Each line below is to be written out in full, exactly as shown.
START
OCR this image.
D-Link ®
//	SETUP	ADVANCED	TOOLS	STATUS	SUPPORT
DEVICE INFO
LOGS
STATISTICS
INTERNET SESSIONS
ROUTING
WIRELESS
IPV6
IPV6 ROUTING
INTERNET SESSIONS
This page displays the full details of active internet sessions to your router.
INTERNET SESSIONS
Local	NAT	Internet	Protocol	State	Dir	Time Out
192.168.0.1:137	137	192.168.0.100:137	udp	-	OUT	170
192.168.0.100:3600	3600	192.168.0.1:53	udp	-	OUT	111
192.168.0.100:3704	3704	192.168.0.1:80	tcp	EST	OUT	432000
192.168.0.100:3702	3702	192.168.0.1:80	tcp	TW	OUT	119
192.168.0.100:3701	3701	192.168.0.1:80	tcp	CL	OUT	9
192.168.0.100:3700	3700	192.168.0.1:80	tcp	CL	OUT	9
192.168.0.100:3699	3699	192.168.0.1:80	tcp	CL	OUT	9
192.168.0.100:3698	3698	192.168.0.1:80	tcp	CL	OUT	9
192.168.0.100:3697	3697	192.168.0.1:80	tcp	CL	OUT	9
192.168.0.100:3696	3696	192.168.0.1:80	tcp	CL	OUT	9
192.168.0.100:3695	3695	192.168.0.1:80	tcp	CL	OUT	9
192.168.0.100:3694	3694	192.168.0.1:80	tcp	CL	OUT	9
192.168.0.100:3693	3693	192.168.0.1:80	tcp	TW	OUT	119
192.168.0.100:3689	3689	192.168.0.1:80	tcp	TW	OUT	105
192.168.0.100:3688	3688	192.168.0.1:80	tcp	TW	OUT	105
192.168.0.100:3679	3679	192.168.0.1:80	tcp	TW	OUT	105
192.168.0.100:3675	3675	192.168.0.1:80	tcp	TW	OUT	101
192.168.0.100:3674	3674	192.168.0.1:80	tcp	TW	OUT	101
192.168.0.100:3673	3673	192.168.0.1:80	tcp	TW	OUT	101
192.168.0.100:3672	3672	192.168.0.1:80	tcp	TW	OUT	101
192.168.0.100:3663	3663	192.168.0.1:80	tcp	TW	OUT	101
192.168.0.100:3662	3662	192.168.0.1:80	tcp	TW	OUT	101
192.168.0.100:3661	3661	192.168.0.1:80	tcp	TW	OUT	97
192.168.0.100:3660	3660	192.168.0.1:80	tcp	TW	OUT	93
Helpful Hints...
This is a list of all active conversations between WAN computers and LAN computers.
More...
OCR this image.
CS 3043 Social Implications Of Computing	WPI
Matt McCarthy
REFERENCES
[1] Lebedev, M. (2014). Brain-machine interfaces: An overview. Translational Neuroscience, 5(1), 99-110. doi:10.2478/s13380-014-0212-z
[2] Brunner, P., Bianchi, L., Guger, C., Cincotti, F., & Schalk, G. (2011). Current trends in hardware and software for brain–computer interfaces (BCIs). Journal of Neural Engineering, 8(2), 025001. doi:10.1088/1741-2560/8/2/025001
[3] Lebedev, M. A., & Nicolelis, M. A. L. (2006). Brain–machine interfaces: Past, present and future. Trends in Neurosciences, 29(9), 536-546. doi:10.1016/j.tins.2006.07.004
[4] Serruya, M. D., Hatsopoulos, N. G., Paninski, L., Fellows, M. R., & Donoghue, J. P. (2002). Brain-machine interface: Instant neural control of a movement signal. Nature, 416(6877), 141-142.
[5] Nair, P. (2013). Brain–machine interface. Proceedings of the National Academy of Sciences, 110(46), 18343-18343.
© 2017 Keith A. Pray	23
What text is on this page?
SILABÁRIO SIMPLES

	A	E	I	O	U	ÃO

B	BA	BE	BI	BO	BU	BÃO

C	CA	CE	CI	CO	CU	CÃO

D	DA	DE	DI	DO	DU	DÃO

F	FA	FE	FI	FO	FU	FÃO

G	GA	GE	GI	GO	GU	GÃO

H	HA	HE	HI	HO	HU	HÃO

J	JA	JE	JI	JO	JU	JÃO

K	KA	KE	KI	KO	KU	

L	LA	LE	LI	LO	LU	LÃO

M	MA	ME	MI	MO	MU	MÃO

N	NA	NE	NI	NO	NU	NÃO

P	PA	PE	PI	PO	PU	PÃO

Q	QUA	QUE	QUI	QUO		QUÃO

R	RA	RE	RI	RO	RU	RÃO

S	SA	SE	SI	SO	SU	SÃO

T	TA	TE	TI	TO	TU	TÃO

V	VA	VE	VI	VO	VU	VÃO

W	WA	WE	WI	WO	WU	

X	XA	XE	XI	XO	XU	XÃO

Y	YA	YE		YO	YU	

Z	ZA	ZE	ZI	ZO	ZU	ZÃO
END
• TASK RESPONSE:
OCR this image.
D-Link ®
//	SETUP	ADVANCED	TOOLS	STATUS	SUPPORT
DEVICE INFO
LOGS
STATISTICS
INTERNET SESSIONS
ROUTING
WIRELESS
IPV6
IPV6 ROUTING
INTERNET SESSIONS
This page displays the full details of active internet sessions to your router.
INTERNET SESSIONS
Local	NAT	Internet	Protocol	State	Dir	Time Out
192.168.0.1:137	137	192.168.0.100:137	udp	-	OUT	170
192.168.0.100:3600	3600	192.168.0.1:53	udp	-	OUT	111
192.168.0.100:3704	3704	192.168.0.1:80	tcp	EST	OUT	432000
192.168.0.100:3702	3702	192.168.0.1:80	tcp	TW	OUT	119
192.168.0.100:3701	3701	192.168.0.1:80	tcp	CL	OUT	9
192.168.0.100:3700	3700	192.168.0.1:80	tcp	CL	OUT	9
192.168.0.100:3699	3699	192.168.0.1:80	tcp	CL	OUT	9
192.168.0.100:3698	3698	192.168.0.1:80	tcp	CL	OUT	9
192.168.0.100:3697	3697	192.168.0.1:80	tcp	CL	OUT	9
192.168.0.100:3696	3696	192.168.0.1:80	tcp	CL	OUT	9
192.168.0.100:3695	3695	192.168.0.1:80	tcp	CL	OUT	9
192.168.0.100:3694	3694	192.168.0.1:80	tcp	CL	OUT	9
192.168.0.100:3693	3693	192.168.0.1:80	tcp	TW	OUT	119
192.168.0.100:3689	3689	192.168.0.1:80	tcp	TW	OUT	105
192.168.0.100:3688	3688	192.168.0.1:80	tcp	TW	OUT	105
192.168.0.100:3679	3679	192.168.0.1:80	tcp	TW	OUT	105
192.168.0.100:3675	3675	192.168.0.1:80	tcp	TW	OUT	101
192.168.0.100:3674	3674	192.168.0.1:80	tcp	TW	OUT	101
192.168.0.100:3673	3673	192.168.0.1:80	tcp	TW	OUT	101
192.168.0.100:3672	3672	192.168.0.1:80	tcp	TW	OUT	101
192.168.0.100:3663	3663	192.168.0.1:80	tcp	TW	OUT	101
192.168.0.100:3662	3662	192.168.0.1:80	tcp	TW	OUT	101
192.168.0.100:3661	3661	192.168.0.1:80	tcp	TW	OUT	97
192.168.0.100:3660	3660	192.168.0.1:80	tcp	TW	OUT	93
Helpful Hints...
This is a list of all active conversations between WAN computers and LAN computers.
More...
OCR this image.
CS 3043 Social Implications Of Computing	WPI
Matt McCarthy
REFERENCES
[1] Lebedev, M. (2014). Brain-machine interfaces: An overview. Translational Neuroscience, 5(1), 99-110. doi:10.2478/s13380-014-0212-z
[2] Brunner, P., Bianchi, L., Guger, C., Cincotti, F., & Schalk, G. (2011). Current trends in hardware and software for brain–computer interfaces (BCIs). Journal of Neural Engineering, 8(2), 025001. doi:10.1088/1741-2560/8/2/025001
[3] Lebedev, M. A., & Nicolelis, M. A. L. (2006). Brain–machine interfaces: Past, present and future. Trends in Neurosciences, 29(9), 536-546. doi:10.1016/j.tins.2006.07.004
[4] Serruya, M. D., Hatsopoulos, N. G., Paninski, L., Fellows, M. R., & Donoghue, J. P. (2002). Brain-machine interface: Instant neural control of a movement signal. Nature, 416(6877), 141-142.
[5] Nair, P. (2013). Brain–machine interface. Proceedings of the National Academy of Sciences, 110(46), 18343-18343.
© 2017 Keith A. Pray	23
What text is on this page?
SILABÁRIO SIMPLES

	A	E	I	O	U	ÃO

B	BA	BE	BI	BO	BU	BÃO

C	CA	CE	CI	CO	CU	CÃO

D	DA	DE	DI	DO	DU	DÃO

F	FA	FE	FI	FO	FU	FÃO

G	GA	GE	GI	GO	GU	GÃO

H	HA	HE	HI	HO	HU	HÃO

J	JA	JE	JI	JO	JU	JÃO

K	KA	KE	KI	KO	KU	

L	LA	LE	LI	LO	LU	LÃO

M	MA	ME	MI	MO	MU	MÃO

N	NA	NE	NI	NO	NU	NÃO

P	PA	PE	PI	PO	PU	PÃO

Q	QUA	QUE	QUI	QUO		QUÃO

R	RA	RE	RI	RO	RU	RÃO

S	SA	SE	SI	SO	SU	SÃO

T	TA	TE	TI	TO	TU	TÃO

V	VA	VE	VI	VO	VU	VÃO

W	WA	WE	WI	WO	WU	

X	XA	XE	XI	XO	XU	XÃO

Y	YA	YE		YO	YU	

Z	ZA	ZE	ZI	ZO	ZU	ZÃO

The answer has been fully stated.